Records contained in a dataset

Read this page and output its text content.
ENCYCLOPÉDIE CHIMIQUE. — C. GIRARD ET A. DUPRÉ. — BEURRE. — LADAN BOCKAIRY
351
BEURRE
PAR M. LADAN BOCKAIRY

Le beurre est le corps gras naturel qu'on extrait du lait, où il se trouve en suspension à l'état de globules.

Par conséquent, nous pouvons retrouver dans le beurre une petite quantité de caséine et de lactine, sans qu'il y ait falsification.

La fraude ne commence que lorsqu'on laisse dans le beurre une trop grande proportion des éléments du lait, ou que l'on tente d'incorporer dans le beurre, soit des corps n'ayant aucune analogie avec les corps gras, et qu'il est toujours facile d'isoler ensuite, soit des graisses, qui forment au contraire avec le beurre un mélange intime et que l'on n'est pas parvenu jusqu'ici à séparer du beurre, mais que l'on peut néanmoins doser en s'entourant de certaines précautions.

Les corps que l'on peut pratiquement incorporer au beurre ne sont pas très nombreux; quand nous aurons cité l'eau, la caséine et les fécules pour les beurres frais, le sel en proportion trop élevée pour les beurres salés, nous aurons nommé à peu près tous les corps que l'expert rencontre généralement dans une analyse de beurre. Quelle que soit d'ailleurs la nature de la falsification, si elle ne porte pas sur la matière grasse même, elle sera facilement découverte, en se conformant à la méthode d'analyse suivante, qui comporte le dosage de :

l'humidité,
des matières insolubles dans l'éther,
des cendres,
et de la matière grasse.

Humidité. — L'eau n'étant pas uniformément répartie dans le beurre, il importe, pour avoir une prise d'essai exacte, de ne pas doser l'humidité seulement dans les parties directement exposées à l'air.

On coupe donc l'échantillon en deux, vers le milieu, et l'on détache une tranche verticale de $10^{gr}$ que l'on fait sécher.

Aim
Return the entries above exactly, each one complete.

Expected answer
Read this page and output its text content.
ENCYCLOPÉDIE CHIMIQUE. — C. GIRARD ET A. DUPRÉ. — BEURRE. — LADAN BOCKAIRY
351
BEURRE
PAR M. LADAN BOCKAIRY

Le beurre est le corps gras naturel qu'on extrait du lait, où il se trouve en suspension à l'état de globules.

Par conséquent, nous pouvons retrouver dans le beurre une petite quantité de caséine et de lactine, sans qu'il y ait falsification.

La fraude ne commence que lorsqu'on laisse dans le beurre une trop grande proportion des éléments du lait, ou que l'on tente d'incorporer dans le beurre, soit des corps n'ayant aucune analogie avec les corps gras, et qu'il est toujours facile d'isoler ensuite, soit des graisses, qui forment au contraire avec le beurre un mélange intime et que l'on n'est pas parvenu jusqu'ici à séparer du beurre, mais que l'on peut néanmoins doser en s'entourant de certaines précautions.

Les corps que l'on peut pratiquement incorporer au beurre ne sont pas très nombreux; quand nous aurons cité l'eau, la caséine et les fécules pour les beurres frais, le sel en proportion trop élevée pour les beurres salés, nous aurons nommé à peu près tous les corps que l'expert rencontre généralement dans une analyse de beurre. Quelle que soit d'ailleurs la nature de la falsification, si elle ne porte pas sur la matière grasse même, elle sera facilement découverte, en se conformant à la méthode d'analyse suivante, qui comporte le dosage de :

l'humidité,
des matières insolubles dans l'éther,
des cendres,
et de la matière grasse.

Humidité. — L'eau n'étant pas uniformément répartie dans le beurre, il importe, pour avoir une prise d'essai exacte, de ne pas doser l'humidité seulement dans les parties directement exposées à l'air.

On coupe donc l'échantillon en deux, vers le milieu, et l'on détache une tranche verticale de $10^{gr}$ que l'on fait sécher.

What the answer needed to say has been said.